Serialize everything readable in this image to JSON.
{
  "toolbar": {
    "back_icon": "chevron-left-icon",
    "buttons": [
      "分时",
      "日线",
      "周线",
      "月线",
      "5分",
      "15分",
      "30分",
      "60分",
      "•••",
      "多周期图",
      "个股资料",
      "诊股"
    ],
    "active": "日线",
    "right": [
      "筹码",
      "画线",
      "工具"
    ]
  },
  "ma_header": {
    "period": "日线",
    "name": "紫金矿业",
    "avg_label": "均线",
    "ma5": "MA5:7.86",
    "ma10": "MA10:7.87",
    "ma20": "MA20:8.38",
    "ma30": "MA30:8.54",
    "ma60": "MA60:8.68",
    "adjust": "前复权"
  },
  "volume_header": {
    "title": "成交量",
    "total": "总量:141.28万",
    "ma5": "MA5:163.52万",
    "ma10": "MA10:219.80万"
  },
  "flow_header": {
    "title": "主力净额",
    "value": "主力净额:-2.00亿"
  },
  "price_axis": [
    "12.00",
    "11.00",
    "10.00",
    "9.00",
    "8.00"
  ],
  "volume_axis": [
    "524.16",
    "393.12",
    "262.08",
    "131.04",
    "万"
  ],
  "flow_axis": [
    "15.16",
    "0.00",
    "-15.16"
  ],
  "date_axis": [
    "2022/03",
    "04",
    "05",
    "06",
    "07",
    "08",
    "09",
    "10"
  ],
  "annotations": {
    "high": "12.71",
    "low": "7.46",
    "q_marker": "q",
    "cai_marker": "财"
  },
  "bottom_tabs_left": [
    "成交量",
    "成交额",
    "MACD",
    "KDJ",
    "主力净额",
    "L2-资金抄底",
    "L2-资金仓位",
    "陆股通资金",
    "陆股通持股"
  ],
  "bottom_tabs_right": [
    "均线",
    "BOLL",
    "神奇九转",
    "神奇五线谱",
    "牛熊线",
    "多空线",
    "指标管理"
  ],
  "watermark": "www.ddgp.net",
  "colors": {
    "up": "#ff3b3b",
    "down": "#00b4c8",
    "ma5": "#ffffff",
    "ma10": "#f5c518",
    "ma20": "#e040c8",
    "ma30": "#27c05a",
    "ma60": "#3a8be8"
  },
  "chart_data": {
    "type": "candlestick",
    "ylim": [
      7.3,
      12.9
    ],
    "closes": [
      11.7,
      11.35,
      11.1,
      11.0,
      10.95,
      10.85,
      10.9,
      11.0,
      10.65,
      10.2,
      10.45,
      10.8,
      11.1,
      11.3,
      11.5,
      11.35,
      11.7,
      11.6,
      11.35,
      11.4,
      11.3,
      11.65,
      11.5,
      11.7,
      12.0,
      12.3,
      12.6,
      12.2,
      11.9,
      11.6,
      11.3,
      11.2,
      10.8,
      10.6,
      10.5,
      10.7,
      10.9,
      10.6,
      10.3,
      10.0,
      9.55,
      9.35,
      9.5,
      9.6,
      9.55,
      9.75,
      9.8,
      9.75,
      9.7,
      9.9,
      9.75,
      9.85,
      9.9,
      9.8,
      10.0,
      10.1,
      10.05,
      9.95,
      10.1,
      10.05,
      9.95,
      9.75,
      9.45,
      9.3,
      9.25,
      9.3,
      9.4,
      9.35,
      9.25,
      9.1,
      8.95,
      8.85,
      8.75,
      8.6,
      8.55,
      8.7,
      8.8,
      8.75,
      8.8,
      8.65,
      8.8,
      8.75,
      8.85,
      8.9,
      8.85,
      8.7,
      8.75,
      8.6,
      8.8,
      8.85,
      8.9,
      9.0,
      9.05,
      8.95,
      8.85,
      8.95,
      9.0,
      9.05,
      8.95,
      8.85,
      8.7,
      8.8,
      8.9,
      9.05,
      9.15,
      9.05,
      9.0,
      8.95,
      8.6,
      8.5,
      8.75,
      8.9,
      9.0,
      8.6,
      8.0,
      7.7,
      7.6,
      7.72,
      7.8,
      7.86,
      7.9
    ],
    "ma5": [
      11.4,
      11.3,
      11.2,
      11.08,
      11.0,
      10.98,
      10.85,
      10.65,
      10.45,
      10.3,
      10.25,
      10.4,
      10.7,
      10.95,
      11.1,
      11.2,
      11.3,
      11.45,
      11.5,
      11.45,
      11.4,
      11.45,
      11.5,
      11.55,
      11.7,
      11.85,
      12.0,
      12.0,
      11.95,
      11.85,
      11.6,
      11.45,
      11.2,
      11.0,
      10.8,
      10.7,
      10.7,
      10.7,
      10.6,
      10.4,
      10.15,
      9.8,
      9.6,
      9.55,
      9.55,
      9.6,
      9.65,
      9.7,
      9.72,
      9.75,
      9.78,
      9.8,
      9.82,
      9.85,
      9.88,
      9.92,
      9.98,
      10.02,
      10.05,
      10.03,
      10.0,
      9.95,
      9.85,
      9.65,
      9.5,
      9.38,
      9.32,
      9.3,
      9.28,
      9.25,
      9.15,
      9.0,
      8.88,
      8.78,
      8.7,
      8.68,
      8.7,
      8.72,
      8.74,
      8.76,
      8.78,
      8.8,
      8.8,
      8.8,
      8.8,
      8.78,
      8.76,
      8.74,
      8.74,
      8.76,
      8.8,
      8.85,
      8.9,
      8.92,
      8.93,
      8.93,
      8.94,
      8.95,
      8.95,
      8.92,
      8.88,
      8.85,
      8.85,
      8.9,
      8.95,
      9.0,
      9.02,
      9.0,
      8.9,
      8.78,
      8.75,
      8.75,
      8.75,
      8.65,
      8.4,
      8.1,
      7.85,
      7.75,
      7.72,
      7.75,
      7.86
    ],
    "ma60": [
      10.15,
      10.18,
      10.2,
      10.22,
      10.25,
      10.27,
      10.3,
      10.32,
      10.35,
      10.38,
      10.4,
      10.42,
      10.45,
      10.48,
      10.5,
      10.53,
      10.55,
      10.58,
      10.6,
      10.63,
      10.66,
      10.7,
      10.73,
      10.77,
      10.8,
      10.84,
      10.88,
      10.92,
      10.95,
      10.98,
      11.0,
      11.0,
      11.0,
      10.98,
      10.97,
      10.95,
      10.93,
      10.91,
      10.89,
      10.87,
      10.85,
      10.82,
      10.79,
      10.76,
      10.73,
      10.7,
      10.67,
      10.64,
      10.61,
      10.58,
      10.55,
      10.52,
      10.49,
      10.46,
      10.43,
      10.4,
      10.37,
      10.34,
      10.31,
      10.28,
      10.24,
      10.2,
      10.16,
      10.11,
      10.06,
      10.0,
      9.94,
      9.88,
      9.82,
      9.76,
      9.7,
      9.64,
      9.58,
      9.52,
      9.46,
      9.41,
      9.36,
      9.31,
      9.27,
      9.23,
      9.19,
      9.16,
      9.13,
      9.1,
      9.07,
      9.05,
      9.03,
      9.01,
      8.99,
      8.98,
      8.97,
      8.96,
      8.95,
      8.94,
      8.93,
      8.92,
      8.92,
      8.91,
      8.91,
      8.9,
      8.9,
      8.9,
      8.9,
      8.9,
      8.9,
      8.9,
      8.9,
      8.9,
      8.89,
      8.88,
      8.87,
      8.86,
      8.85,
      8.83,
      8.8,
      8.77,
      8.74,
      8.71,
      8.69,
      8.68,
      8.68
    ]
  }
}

WORK TO BE COMPLETED -> Each record must be repeated exactly as it is.

SOLUTION BELOW ->
Serialize everything readable in this image to JSON.
{
  "toolbar": {
    "back_icon": "chevron-left-icon",
    "buttons": [
      "分时",
      "日线",
      "周线",
      "月线",
      "5分",
      "15分",
      "30分",
      "60分",
      "•••",
      "多周期图",
      "个股资料",
      "诊股"
    ],
    "active": "日线",
    "right": [
      "筹码",
      "画线",
      "工具"
    ]
  },
  "ma_header": {
    "period": "日线",
    "name": "紫金矿业",
    "avg_label": "均线",
    "ma5": "MA5:7.86",
    "ma10": "MA10:7.87",
    "ma20": "MA20:8.38",
    "ma30": "MA30:8.54",
    "ma60": "MA60:8.68",
    "adjust": "前复权"
  },
  "volume_header": {
    "title": "成交量",
    "total": "总量:141.28万",
    "ma5": "MA5:163.52万",
    "ma10": "MA10:219.80万"
  },
  "flow_header": {
    "title": "主力净额",
    "value": "主力净额:-2.00亿"
  },
  "price_axis": [
    "12.00",
    "11.00",
    "10.00",
    "9.00",
    "8.00"
  ],
  "volume_axis": [
    "524.16",
    "393.12",
    "262.08",
    "131.04",
    "万"
  ],
  "flow_axis": [
    "15.16",
    "0.00",
    "-15.16"
  ],
  "date_axis": [
    "2022/03",
    "04",
    "05",
    "06",
    "07",
    "08",
    "09",
    "10"
  ],
  "annotations": {
    "high": "12.71",
    "low": "7.46",
    "q_marker": "q",
    "cai_marker": "财"
  },
  "bottom_tabs_left": [
    "成交量",
    "成交额",
    "MACD",
    "KDJ",
    "主力净额",
    "L2-资金抄底",
    "L2-资金仓位",
    "陆股通资金",
    "陆股通持股"
  ],
  "bottom_tabs_right": [
    "均线",
    "BOLL",
    "神奇九转",
    "神奇五线谱",
    "牛熊线",
    "多空线",
    "指标管理"
  ],
  "watermark": "www.ddgp.net",
  "colors": {
    "up": "#ff3b3b",
    "down": "#00b4c8",
    "ma5": "#ffffff",
    "ma10": "#f5c518",
    "ma20": "#e040c8",
    "ma30": "#27c05a",
    "ma60": "#3a8be8"
  },
  "chart_data": {
    "type": "candlestick",
    "ylim": [
      7.3,
      12.9
    ],
    "closes": [
      11.7,
      11.35,
      11.1,
      11.0,
      10.95,
      10.85,
      10.9,
      11.0,
      10.65,
      10.2,
      10.45,
      10.8,
      11.1,
      11.3,
      11.5,
      11.35,
      11.7,
      11.6,
      11.35,
      11.4,
      11.3,
      11.65,
      11.5,
      11.7,
      12.0,
      12.3,
      12.6,
      12.2,
      11.9,
      11.6,
      11.3,
      11.2,
      10.8,
      10.6,
      10.5,
      10.7,
      10.9,
      10.6,
      10.3,
      10.0,
      9.55,
      9.35,
      9.5,
      9.6,
      9.55,
      9.75,
      9.8,
      9.75,
      9.7,
      9.9,
      9.75,
      9.85,
      9.9,
      9.8,
      10.0,
      10.1,
      10.05,
      9.95,
      10.1,
      10.05,
      9.95,
      9.75,
      9.45,
      9.3,
      9.25,
      9.3,
      9.4,
      9.35,
      9.25,
      9.1,
      8.95,
      8.85,
      8.75,
      8.6,
      8.55,
      8.7,
      8.8,
      8.75,
      8.8,
      8.65,
      8.8,
      8.75,
      8.85,
      8.9,
      8.85,
      8.7,
      8.75,
      8.6,
      8.8,
      8.85,
      8.9,
      9.0,
      9.05,
      8.95,
      8.85,
      8.95,
      9.0,
      9.05,
      8.95,
      8.85,
      8.7,
      8.8,
      8.9,
      9.05,
      9.15,
      9.05,
      9.0,
      8.95,
      8.6,
      8.5,
      8.75,
      8.9,
      9.0,
      8.6,
      8.0,
      7.7,
      7.6,
      7.72,
      7.8,
      7.86,
      7.9
    ],
    "ma5": [
      11.4,
      11.3,
      11.2,
      11.08,
      11.0,
      10.98,
      10.85,
      10.65,
      10.45,
      10.3,
      10.25,
      10.4,
      10.7,
      10.95,
      11.1,
      11.2,
      11.3,
      11.45,
      11.5,
      11.45,
      11.4,
      11.45,
      11.5,
      11.55,
      11.7,
      11.85,
      12.0,
      12.0,
      11.95,
      11.85,
      11.6,
      11.45,
      11.2,
      11.0,
      10.8,
      10.7,
      10.7,
      10.7,
      10.6,
      10.4,
      10.15,
      9.8,
      9.6,
      9.55,
      9.55,
      9.6,
      9.65,
      9.7,
      9.72,
      9.75,
      9.78,
      9.8,
      9.82,
      9.85,
      9.88,
      9.92,
      9.98,
      10.02,
      10.05,
      10.03,
      10.0,
      9.95,
      9.85,
      9.65,
      9.5,
      9.38,
      9.32,
      9.3,
      9.28,
      9.25,
      9.15,
      9.0,
      8.88,
      8.78,
      8.7,
      8.68,
      8.7,
      8.72,
      8.74,
      8.76,
      8.78,
      8.8,
      8.8,
      8.8,
      8.8,
      8.78,
      8.76,
      8.74,
      8.74,
      8.76,
      8.8,
      8.85,
      8.9,
      8.92,
      8.93,
      8.93,
      8.94,
      8.95,
      8.95,
      8.92,
      8.88,
      8.85,
      8.85,
      8.9,
      8.95,
      9.0,
      9.02,
      9.0,
      8.9,
      8.78,
      8.75,
      8.75,
      8.75,
      8.65,
      8.4,
      8.1,
      7.85,
      7.75,
      7.72,
      7.75,
      7.86
    ],
    "ma60": [
      10.15,
      10.18,
      10.2,
      10.22,
      10.25,
      10.27,
      10.3,
      10.32,
      10.35,
      10.38,
      10.4,
      10.42,
      10.45,
      10.48,
      10.5,
      10.53,
      10.55,
      10.58,
      10.6,
      10.63,
      10.66,
      10.7,
      10.73,
      10.77,
      10.8,
      10.84,
      10.88,
      10.92,
      10.95,
      10.98,
      11.0,
      11.0,
      11.0,
      10.98,
      10.97,
      10.95,
      10.93,
      10.91,
      10.89,
      10.87,
      10.85,
      10.82,
      10.79,
      10.76,
      10.73,
      10.7,
      10.67,
      10.64,
      10.61,
      10.58,
      10.55,
      10.52,
      10.49,
      10.46,
      10.43,
      10.4,
      10.37,
      10.34,
      10.31,
      10.28,
      10.24,
      10.2,
      10.16,
      10.11,
      10.06,
      10.0,
      9.94,
      9.88,
      9.82,
      9.76,
      9.7,
      9.64,
      9.58,
      9.52,
      9.46,
      9.41,
      9.36,
      9.31,
      9.27,
      9.23,
      9.19,
      9.16,
      9.13,
      9.1,
      9.07,
      9.05,
      9.03,
      9.01,
      8.99,
      8.98,
      8.97,
      8.96,
      8.95,
      8.94,
      8.93,
      8.92,
      8.92,
      8.91,
      8.91,
      8.9,
      8.9,
      8.9,
      8.9,
      8.9,
      8.9,
      8.9,
      8.9,
      8.9,
      8.89,
      8.88,
      8.87,
      8.86,
      8.85,
      8.83,
      8.8,
      8.77,
      8.74,
      8.71,
      8.69,
      8.68,
      8.68
    ]
  }
}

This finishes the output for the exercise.